E ao mesmo tempo, para finalizar, nós temos um PL no Congresso Nacional que diz que vai reformar o Ensino Médio. Significa uma mudança radical na LDB. Se nós formos pegar a LDB original, eu acho que muitas das coisas nós mesmos ajudamos a modificar, fica entendido que ela também não era a oitava maravilha do mundo. Mas temos hoje o capítulo em relação ao Ensino Médio. Então essa reforma do Ensino Médio vai ser totalmente descaracterizada, acho que fica aqui um alerta! Tem um grupo organizado pela Monica, pela Nora, um grupo de todos nossos conhecidos e que também compartilhamos, vem hoje desenvolvendo um Movimento em Defesa do Ensino Médio, e que propõe uma discussão em relação ao que o Congresso Nacional está apresentando em relação à reforma do Ensino Médio. Por mais que eles tenham feito reuniões chamando entidades, a gente não pode negar que eles chamaram muita gente, mas eles ouviram aqui só quem é interessado. Se nós pegarmos o projeto de lei que está em tramitação vamos ver que tem uma grande influência. Se nós conseguirmos ter uma grande influência nas escolas de Ensino Médio no CNE, o Todos pela Educação que congrega tudo isso, o Instituto UNIBANCO, Ayrton Senna, todo esse pessoal, conseguiram fazer um projeto de lei pra reformar o Ensino Médio, então hoje está em disputa isso que representa todo esse grupo e as Diretrizes Curriculares que representa aquilo que nós defendemos em relação ao Ensino Médio.
E eu vou parar por aqui, eu sou mais de casa e sempre estou aqui pra Nora colocar todas essas questões que ela vem pesquisando. A professora Nora é uma pessoa que a gente tem aqui em referência em relação a isso, porque não parou de pesquisar o Ensino Médio ao longo desses anos todos, e acho que tem uma melhor contribuição para dar em relação à isso. É um cenário muito rápido que nós temos em relação ao Ensino Médio, mas as preocupações são imensas. Nós estamos em um momento crucial: o que nós vamos fazer na defesa do Ensino Médio brasileiro? Que não é esse Ensino Médio que está aí nós concordamos com isso, que existem problemas, mas também não na perspectiva dessa diversificação curricular, dessa proposta de distinção do Ensino Médio noturno, e tudo o que hoje está no PL e que também tramita no Congresso Nacional. Muito obrigada.
Nora Rut Krawczyk: Em primeiro lugar quero dar os parabéns, eu ia trazer uma vela, mas fiquei com um pouco de vergonha. Queria dar os parabéns! Dá até um pouquinho de inveja, mas uma inveja sadia pelo trabalho que vocês tem feito aqui, o grupo que está constituído, a possibilidade de trabalhar em conjunto a formação, a pesquisa e a ação política. Não vou dizer que é o único, pois não conheço tanto o país, mas é bem possível que seja.
Em segundo lugar eu quero agradecer o convite, já participei na banca hoje pela tarde, e agora a noite poder compartilhar essa festinha é muito bom. Mas quero fazer um agradecimento público à Monica, pela sua atitude solidária de me convidar a lançar o meu livro [Sociologia no Ensino Médio] junto com o dela. Essa não é uma atitude que acontece todos os dias, lamentavelmente, e não é uma questão de amizade, é uma questão de como nós focamos a produção de conhecimento. Acredito que é uma expressão de entender que a produção de conhecimento não é algo isolado, é um trabalho realizado na discussão com outros e oferecendo espaço para este outro. Bom, vamos trabalhar.

(Entradas de posição dos itens)
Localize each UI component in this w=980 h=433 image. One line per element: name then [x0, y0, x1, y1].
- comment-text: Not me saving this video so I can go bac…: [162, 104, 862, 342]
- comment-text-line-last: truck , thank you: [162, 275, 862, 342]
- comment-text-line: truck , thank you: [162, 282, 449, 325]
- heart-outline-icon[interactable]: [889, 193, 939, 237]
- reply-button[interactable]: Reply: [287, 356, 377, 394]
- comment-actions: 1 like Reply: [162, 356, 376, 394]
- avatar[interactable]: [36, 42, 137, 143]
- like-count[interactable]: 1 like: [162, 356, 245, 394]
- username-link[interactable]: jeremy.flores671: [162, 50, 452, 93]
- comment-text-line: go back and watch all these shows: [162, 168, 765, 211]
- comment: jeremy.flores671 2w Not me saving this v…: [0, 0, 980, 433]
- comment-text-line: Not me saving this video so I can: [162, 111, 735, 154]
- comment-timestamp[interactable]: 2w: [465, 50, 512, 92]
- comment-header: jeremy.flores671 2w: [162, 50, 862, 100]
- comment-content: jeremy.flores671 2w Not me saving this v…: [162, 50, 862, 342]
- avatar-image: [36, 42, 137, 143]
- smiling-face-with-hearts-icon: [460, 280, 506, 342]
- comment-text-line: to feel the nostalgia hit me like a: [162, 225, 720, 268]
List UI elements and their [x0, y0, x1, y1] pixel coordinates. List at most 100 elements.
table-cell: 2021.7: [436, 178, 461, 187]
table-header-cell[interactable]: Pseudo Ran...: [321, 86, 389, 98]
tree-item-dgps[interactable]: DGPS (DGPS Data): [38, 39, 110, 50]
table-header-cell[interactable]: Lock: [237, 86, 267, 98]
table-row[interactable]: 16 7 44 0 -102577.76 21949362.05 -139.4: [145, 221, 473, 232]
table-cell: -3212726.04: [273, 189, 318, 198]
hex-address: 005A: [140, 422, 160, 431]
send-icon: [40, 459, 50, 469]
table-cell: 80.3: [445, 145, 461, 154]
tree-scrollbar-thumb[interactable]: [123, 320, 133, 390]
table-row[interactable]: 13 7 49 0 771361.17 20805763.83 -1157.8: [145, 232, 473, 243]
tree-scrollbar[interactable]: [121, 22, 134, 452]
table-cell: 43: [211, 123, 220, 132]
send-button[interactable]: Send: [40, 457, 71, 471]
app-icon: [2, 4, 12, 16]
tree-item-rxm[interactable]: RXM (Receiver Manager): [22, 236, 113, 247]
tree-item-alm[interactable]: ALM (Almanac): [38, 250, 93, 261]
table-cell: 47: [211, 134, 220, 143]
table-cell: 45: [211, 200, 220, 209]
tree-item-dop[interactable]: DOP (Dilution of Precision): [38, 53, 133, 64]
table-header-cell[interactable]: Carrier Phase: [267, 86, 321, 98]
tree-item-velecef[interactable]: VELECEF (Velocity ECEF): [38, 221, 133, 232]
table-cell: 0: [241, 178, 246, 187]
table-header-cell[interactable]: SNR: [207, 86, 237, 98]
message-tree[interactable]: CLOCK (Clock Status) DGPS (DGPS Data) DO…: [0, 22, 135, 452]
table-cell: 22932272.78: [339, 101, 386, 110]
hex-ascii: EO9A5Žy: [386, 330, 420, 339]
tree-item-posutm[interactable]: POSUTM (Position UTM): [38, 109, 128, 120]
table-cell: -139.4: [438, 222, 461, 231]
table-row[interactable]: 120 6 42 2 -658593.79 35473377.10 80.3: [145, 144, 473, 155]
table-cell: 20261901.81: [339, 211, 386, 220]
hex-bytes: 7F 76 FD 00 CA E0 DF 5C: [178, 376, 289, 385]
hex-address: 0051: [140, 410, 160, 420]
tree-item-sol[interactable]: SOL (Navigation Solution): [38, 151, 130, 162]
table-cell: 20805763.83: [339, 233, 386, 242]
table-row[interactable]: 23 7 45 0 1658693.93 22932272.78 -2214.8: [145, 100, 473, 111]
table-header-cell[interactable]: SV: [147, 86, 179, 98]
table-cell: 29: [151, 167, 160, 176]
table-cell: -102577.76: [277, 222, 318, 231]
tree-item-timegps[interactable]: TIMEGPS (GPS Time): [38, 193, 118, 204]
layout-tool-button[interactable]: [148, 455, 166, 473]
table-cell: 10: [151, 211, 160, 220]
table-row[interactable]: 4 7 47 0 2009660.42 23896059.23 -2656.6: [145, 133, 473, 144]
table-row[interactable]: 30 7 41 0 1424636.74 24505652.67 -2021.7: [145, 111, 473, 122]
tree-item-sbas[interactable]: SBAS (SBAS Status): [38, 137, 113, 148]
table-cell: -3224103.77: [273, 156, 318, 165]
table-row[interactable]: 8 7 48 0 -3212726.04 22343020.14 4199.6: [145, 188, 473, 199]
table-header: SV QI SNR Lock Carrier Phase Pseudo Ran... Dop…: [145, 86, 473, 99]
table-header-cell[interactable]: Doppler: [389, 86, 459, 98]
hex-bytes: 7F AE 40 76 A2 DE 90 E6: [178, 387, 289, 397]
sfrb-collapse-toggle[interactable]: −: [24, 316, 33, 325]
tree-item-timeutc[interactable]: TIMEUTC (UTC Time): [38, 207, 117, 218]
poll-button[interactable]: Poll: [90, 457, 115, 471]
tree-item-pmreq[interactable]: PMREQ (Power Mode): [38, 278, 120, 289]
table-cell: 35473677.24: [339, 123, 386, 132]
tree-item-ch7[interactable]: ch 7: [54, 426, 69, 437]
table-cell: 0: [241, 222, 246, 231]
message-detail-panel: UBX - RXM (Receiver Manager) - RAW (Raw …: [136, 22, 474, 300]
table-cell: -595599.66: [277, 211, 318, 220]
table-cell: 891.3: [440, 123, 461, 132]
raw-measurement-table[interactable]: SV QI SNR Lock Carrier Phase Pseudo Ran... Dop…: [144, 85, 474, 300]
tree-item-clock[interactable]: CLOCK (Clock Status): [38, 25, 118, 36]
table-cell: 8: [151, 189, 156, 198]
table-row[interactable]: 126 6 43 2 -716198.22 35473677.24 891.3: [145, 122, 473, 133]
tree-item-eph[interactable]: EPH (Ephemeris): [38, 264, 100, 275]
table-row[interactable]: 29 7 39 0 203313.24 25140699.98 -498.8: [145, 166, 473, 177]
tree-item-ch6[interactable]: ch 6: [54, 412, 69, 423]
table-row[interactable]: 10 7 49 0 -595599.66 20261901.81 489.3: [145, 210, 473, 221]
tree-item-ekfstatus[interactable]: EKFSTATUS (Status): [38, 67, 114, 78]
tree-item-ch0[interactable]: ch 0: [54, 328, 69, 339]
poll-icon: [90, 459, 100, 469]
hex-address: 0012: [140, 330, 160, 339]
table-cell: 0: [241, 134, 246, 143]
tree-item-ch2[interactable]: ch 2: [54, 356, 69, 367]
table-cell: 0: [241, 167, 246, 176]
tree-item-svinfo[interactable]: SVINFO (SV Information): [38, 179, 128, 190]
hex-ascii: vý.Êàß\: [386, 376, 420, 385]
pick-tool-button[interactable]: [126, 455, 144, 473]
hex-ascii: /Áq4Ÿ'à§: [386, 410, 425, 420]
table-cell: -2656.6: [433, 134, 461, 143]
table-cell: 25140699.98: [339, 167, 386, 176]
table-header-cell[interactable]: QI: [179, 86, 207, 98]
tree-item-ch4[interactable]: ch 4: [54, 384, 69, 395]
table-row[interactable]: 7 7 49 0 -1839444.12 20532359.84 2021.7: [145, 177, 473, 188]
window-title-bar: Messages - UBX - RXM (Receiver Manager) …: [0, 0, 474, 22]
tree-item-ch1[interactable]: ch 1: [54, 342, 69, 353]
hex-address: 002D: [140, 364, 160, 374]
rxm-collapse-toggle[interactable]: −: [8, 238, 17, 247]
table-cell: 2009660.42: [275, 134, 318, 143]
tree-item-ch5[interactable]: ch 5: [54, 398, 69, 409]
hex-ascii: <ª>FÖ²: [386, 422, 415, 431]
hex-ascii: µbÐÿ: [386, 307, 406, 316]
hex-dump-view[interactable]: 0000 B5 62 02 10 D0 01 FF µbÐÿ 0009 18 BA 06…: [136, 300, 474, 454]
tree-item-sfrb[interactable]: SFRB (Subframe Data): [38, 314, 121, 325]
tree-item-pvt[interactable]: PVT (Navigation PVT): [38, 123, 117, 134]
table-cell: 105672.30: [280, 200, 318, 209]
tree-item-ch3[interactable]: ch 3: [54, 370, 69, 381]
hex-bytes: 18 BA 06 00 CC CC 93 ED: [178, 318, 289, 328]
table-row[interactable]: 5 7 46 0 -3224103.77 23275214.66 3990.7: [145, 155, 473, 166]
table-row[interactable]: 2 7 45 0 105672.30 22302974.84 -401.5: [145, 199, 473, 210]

* [EXERCÍCIO 1]
Transcreva sem alterações a fala sobre o Ensino Médio, começando nas palavras que contêm "Em segundo lugar" e parando logo após "Bom, vamos trabalhar.".
* [EXERCÍCIO 2]
Na fala sobre o Ensino Médio, qual é o nome do movimento que o grupo organizado pela Monica e pela Nora vem desenvolvendo?
* [EXERCÍCIO 3]
Por favor, dê seguimento à fala sobre o Ensino Médio a partir do ponto em que ela termina.

* [RESPOSTA 1]
Em segundo lugar eu quero agradecer o convite, já participei na banca hoje pela tarde, e agora a noite poder compartilhar essa festinha é muito bom. Mas quero fazer um agradecimento público à Monica, pela sua atitude solidária de me convidar a lançar o meu livro [Sociologia no Ensino Médio] junto com o dela. Essa não é uma atitude que acontece todos os dias, lamentavelmente, e não é uma questão de amizade, é uma questão de como nós focamos a produção de conhecimento. Acredito que é uma expressão de entender que a produção de conhecimento não é algo isolado, é um trabalho realizado na discussão com outros e oferecendo espaço para este outro. Bom, vamos trabalhar.

* [RESPOSTA 2]
Movimento em Defesa do Ensino Médio.

* [RESPOSTA 3]
Começarei com a seguinte ideia: entender as decisões políticos educacionais envolve uma complexidade muito grande, isto é, entender por que se faz uma coisa e não outra é muito complexo. Eu tentarei aqui, claro que será impossível desvendar toda essa complexidade, dar alguns elementos de qual é a racionalidade, hoje hegemônica no país, do que tem que ser o ensino médio. A partir daí, mostrar qual é o cenário atual do ensino médio, eu acho interessante porque a Sandra trouxe a visão do conjunto a partir da ação política, e eu vou trazer a visão, claro que não tenho como ter esse panorama nacional como a Sandra, mas uma visão através da pesquisa.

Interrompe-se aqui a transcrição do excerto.